• **EXERCISE DIRECTIONS**: Reply with one number only, the count of lines holding the string "this".

** Start **

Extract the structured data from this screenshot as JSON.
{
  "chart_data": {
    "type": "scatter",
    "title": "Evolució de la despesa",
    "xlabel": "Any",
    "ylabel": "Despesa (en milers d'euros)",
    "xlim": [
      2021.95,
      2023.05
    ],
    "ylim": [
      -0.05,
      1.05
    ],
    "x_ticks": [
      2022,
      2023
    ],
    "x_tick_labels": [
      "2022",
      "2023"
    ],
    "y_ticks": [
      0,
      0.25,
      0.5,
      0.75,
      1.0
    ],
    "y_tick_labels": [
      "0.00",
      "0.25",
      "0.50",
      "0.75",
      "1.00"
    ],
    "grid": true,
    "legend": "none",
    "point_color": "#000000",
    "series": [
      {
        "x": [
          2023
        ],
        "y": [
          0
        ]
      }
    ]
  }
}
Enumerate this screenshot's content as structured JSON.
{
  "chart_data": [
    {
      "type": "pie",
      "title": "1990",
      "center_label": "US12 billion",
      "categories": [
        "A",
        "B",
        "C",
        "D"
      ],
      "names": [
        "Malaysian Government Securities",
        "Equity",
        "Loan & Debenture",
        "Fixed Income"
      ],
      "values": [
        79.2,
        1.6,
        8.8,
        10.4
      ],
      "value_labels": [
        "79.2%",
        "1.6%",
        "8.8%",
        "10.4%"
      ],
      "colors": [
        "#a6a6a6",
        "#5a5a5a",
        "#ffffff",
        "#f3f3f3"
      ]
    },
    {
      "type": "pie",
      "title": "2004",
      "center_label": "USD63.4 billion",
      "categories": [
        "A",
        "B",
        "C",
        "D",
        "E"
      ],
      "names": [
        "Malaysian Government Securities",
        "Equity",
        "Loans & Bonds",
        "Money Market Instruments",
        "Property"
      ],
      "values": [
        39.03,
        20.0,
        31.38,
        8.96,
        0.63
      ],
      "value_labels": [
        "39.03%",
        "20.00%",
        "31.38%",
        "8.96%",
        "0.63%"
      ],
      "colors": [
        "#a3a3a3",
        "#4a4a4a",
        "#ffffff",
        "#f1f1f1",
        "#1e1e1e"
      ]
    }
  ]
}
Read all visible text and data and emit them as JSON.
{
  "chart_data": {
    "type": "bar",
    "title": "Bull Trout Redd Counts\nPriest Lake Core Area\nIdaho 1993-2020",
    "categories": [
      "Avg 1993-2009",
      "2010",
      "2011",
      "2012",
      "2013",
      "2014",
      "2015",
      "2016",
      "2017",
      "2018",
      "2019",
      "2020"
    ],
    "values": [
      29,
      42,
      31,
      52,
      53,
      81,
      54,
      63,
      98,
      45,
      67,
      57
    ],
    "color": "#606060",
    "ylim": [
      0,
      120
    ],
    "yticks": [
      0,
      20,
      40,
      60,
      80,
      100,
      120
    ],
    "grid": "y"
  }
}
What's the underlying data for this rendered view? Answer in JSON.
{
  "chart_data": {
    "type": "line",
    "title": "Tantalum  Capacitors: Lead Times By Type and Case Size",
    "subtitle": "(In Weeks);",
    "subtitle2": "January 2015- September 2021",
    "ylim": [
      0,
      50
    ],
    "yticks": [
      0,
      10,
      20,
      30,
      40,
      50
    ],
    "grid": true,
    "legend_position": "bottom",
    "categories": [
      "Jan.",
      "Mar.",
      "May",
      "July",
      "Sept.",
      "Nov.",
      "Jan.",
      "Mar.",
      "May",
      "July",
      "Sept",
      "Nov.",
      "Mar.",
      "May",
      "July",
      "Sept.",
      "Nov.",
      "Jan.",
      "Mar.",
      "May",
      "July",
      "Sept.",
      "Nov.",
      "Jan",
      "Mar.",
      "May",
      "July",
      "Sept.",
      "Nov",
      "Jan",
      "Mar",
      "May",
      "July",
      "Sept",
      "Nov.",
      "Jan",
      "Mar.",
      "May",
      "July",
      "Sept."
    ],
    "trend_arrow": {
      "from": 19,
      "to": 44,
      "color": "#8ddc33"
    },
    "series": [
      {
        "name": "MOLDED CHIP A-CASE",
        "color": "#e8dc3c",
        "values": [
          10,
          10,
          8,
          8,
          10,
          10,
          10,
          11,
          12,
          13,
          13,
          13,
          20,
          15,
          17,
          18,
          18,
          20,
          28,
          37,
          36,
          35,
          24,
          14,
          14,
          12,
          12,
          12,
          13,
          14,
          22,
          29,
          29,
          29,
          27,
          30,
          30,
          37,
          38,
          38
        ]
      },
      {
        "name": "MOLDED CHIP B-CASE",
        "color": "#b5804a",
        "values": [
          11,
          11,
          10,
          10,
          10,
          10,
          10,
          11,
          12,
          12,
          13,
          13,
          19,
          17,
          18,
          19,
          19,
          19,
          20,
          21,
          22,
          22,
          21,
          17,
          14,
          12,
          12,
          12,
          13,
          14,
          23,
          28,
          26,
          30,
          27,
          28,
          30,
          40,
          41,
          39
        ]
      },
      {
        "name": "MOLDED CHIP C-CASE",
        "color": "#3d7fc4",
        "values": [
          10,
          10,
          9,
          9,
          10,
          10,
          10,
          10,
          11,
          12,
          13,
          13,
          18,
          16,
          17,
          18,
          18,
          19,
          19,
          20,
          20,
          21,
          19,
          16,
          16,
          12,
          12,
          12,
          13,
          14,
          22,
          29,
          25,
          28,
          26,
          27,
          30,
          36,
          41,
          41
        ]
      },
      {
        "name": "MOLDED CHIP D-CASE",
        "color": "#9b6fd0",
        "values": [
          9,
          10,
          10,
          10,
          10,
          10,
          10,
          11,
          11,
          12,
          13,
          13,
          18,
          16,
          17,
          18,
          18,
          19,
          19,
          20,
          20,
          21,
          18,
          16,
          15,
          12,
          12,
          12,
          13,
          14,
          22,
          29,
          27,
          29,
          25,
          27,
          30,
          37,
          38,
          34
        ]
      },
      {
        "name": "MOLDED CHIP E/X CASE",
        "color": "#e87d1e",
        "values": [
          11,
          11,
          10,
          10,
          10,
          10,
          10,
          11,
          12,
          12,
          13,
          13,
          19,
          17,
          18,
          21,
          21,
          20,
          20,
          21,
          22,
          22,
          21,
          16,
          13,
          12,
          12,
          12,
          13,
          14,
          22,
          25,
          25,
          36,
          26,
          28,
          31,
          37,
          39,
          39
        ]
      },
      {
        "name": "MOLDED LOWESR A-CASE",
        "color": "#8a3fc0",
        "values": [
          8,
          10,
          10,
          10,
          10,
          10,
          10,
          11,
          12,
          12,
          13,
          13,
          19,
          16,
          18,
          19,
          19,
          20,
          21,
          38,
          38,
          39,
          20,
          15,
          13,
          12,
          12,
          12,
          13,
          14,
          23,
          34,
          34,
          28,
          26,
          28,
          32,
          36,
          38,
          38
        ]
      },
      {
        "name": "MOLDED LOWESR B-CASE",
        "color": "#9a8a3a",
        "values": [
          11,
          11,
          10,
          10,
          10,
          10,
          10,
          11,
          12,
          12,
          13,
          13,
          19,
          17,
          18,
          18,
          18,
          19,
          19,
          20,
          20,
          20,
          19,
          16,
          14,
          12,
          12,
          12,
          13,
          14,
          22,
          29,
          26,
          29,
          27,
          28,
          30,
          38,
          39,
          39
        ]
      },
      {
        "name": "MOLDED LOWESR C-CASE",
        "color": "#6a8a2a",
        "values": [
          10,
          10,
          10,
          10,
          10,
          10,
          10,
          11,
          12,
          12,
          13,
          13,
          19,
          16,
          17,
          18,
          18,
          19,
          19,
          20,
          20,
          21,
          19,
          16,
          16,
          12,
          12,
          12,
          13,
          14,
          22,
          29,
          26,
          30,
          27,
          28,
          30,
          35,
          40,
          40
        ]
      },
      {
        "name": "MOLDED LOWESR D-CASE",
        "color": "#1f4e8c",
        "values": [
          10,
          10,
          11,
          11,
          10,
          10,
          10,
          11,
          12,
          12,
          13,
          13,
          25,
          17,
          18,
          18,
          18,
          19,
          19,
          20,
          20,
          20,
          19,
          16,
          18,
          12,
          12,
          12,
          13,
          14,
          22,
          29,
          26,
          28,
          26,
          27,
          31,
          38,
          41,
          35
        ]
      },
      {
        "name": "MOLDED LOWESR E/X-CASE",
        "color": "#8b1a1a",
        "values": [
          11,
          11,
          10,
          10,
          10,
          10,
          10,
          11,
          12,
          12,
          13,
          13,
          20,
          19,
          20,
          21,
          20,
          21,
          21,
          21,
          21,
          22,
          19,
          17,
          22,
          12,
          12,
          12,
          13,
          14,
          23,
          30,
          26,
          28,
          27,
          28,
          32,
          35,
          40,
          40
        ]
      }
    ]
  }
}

** End **

• **EXERCISE SOLUTION**: 3